- **Exercise details**: Tally up the lines below that include the word "Push". Answer with the number alone.

Stored data
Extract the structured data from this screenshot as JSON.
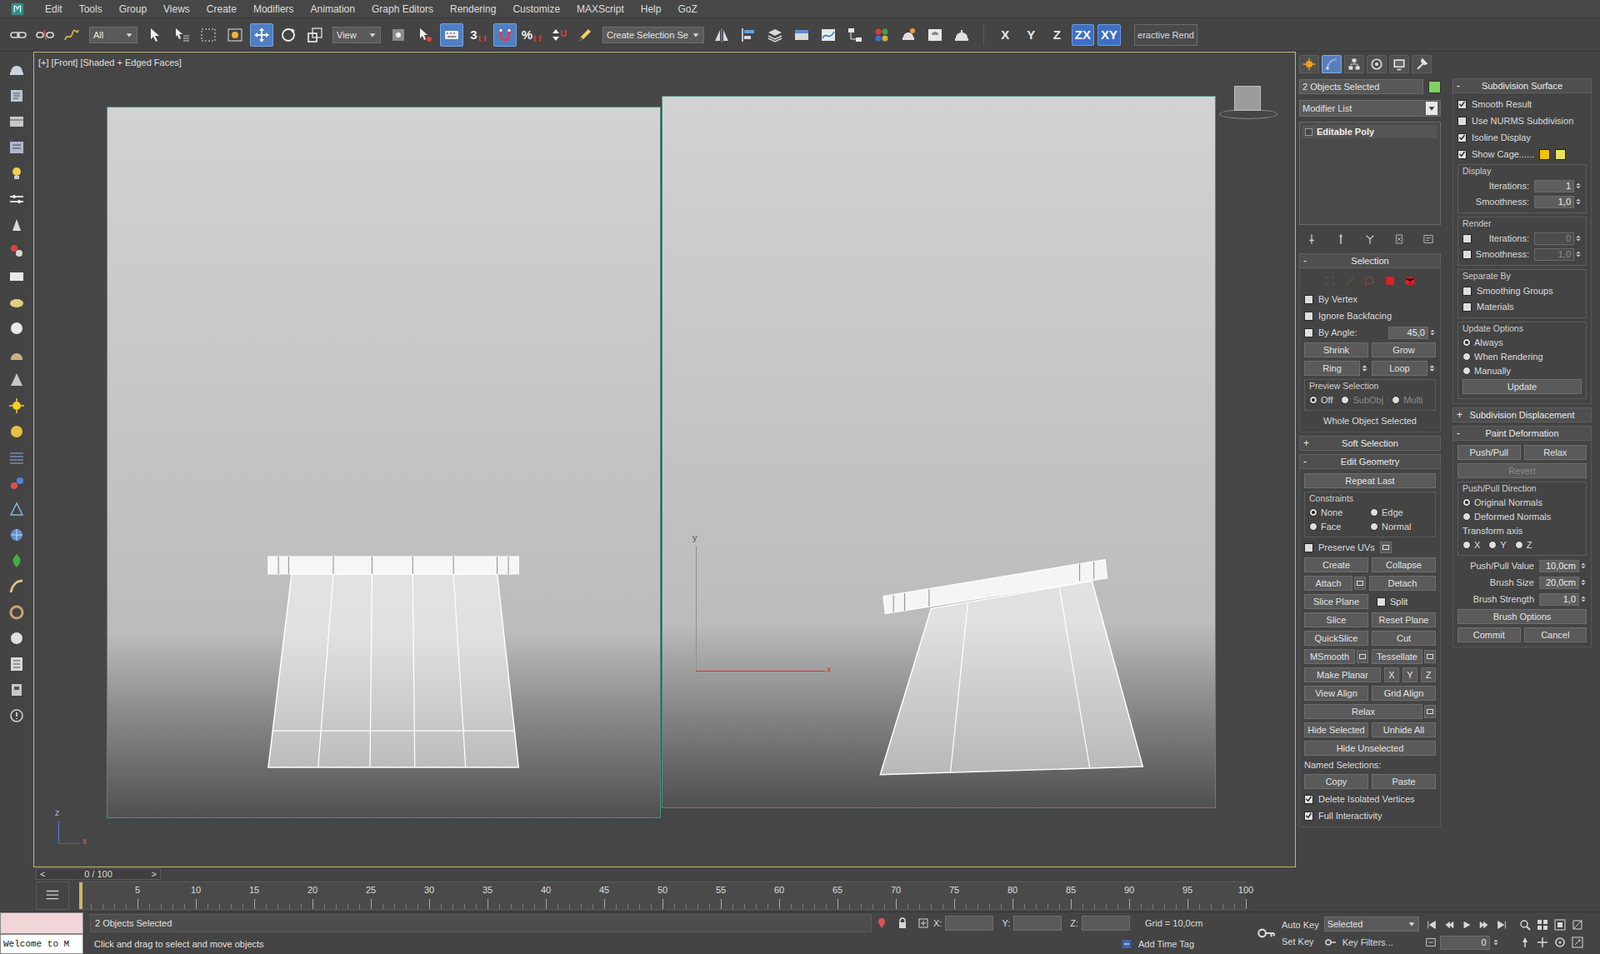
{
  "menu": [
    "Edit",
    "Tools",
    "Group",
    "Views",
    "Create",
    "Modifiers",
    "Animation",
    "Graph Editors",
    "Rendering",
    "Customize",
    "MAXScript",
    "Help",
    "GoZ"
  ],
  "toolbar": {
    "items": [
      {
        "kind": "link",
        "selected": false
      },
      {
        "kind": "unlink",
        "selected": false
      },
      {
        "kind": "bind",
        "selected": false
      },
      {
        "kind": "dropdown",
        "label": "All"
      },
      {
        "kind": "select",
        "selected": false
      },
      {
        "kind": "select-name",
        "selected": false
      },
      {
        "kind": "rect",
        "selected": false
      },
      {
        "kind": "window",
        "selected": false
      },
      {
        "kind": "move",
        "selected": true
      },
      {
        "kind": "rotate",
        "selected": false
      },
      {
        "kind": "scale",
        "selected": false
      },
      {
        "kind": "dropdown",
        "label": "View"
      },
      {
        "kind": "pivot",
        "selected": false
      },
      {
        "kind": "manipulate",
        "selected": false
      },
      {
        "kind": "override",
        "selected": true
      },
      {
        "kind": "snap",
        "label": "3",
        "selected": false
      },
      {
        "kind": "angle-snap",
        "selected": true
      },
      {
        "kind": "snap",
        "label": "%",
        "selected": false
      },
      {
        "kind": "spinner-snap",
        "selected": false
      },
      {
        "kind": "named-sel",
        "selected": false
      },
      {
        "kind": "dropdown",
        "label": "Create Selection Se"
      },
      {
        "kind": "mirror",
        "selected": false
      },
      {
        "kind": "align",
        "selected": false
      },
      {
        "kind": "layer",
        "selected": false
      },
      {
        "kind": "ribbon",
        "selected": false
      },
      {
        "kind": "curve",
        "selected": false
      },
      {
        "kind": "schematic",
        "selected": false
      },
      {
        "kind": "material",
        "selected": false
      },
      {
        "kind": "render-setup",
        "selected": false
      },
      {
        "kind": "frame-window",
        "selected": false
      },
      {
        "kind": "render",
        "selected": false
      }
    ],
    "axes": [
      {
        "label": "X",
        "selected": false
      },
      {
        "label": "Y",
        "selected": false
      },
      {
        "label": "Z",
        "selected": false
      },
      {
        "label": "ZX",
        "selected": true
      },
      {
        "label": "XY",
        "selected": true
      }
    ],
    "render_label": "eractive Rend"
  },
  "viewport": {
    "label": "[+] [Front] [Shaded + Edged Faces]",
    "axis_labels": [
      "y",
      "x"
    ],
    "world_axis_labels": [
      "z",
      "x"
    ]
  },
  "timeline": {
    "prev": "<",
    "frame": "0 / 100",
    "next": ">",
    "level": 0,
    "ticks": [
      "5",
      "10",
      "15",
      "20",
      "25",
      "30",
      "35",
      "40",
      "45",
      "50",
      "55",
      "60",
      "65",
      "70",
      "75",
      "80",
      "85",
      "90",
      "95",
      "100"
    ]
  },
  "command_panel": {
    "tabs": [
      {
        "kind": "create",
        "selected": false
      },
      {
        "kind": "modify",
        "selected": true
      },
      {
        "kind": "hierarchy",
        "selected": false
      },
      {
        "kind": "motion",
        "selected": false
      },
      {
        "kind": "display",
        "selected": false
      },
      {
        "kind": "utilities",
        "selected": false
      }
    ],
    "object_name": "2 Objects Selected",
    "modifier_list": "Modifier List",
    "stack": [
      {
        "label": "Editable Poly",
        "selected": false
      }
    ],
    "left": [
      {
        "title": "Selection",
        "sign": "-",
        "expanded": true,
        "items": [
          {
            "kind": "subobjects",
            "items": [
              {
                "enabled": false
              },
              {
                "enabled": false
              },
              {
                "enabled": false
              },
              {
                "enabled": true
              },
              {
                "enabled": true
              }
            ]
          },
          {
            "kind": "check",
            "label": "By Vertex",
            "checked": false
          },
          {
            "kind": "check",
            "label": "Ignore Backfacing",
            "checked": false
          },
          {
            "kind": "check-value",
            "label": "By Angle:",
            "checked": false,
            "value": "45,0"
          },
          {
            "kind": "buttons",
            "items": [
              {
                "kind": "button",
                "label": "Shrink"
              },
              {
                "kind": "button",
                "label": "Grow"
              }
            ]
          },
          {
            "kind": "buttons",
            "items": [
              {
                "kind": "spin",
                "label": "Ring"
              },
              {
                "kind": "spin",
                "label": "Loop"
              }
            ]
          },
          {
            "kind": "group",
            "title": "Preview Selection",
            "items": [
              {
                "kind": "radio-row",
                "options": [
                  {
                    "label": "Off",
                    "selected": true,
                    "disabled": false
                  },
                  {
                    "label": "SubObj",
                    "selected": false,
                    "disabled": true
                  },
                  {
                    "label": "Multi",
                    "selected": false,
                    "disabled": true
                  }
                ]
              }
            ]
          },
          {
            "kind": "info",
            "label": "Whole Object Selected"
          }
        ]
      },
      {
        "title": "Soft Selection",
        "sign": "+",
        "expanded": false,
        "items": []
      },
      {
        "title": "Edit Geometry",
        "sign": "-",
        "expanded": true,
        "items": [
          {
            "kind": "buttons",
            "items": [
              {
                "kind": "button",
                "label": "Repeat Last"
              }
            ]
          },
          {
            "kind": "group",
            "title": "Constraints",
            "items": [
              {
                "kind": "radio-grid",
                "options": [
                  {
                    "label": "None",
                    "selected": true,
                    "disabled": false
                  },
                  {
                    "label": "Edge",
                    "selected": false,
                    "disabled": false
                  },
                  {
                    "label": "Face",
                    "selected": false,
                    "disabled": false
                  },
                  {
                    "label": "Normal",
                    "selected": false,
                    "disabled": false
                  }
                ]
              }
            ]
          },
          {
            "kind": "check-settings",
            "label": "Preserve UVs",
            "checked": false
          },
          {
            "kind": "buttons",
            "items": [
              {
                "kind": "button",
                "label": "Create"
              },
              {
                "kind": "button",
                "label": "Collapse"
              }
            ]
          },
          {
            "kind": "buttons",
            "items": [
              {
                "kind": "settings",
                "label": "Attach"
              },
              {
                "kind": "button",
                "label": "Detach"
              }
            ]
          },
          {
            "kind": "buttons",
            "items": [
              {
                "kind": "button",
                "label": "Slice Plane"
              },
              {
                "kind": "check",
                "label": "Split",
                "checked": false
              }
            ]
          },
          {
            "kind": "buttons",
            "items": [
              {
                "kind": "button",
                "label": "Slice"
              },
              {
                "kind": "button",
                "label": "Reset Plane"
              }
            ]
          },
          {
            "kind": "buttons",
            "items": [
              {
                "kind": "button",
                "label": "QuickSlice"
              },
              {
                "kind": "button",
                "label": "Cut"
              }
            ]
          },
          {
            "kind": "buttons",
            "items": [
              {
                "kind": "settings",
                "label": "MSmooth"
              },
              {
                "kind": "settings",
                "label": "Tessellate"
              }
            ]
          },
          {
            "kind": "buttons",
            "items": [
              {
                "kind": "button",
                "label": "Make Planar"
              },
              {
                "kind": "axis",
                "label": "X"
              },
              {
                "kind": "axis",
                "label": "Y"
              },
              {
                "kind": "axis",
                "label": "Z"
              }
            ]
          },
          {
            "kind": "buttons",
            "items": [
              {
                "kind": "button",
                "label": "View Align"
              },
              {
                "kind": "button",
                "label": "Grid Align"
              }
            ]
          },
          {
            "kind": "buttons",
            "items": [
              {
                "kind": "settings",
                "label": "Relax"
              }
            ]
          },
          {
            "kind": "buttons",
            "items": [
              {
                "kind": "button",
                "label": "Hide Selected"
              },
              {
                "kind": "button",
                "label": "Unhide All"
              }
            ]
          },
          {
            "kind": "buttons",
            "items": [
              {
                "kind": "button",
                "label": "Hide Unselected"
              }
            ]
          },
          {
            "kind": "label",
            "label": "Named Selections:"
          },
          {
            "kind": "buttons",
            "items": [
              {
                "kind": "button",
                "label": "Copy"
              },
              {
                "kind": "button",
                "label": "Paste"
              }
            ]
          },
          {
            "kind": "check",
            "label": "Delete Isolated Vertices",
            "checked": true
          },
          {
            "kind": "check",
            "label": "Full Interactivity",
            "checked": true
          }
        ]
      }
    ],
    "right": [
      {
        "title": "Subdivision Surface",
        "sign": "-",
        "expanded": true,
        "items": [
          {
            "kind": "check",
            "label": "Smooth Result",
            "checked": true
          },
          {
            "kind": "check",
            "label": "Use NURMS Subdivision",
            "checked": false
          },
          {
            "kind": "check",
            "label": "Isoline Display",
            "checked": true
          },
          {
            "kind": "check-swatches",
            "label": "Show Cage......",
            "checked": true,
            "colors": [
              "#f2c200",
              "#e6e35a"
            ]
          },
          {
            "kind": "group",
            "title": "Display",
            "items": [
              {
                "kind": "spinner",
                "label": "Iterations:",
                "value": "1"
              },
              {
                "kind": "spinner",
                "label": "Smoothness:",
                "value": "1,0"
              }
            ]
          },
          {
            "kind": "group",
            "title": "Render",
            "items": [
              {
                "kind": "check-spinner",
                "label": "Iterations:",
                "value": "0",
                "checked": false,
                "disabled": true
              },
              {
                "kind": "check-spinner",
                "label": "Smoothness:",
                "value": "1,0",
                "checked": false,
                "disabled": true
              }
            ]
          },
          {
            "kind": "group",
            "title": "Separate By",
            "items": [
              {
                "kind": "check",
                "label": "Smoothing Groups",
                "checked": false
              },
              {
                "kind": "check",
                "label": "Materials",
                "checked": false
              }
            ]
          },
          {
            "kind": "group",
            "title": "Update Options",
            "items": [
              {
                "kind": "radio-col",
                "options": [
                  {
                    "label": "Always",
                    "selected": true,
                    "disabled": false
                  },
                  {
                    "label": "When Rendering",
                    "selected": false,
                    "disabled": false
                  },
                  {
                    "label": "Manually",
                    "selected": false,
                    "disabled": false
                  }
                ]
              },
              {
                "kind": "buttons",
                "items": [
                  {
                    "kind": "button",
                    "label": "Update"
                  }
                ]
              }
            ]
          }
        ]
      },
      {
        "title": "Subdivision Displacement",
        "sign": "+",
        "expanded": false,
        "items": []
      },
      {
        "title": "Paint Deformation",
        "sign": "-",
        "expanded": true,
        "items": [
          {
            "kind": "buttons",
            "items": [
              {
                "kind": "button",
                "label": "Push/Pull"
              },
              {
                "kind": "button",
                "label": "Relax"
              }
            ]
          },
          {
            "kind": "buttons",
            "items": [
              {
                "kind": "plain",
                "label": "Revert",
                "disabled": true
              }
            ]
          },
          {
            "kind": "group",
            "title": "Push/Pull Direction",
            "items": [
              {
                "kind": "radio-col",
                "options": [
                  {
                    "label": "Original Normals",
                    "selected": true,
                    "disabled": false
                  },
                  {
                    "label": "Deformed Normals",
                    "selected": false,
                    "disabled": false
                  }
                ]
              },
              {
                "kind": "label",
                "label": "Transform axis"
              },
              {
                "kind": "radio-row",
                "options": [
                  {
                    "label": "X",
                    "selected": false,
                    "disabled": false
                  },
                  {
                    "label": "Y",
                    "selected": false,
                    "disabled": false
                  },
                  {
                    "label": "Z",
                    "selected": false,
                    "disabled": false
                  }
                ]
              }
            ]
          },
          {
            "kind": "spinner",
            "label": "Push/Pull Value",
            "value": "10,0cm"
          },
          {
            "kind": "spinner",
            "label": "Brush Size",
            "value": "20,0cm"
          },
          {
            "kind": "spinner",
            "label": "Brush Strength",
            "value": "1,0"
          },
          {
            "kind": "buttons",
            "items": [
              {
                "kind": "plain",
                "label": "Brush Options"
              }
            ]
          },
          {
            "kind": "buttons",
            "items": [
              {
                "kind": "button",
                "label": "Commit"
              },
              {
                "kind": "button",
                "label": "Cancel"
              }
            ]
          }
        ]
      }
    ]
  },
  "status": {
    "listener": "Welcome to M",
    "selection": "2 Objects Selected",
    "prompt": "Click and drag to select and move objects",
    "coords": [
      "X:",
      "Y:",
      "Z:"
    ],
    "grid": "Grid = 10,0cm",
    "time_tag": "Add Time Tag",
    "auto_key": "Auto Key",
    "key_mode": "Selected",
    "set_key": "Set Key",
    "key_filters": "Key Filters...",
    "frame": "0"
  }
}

- **Answer in full**: 3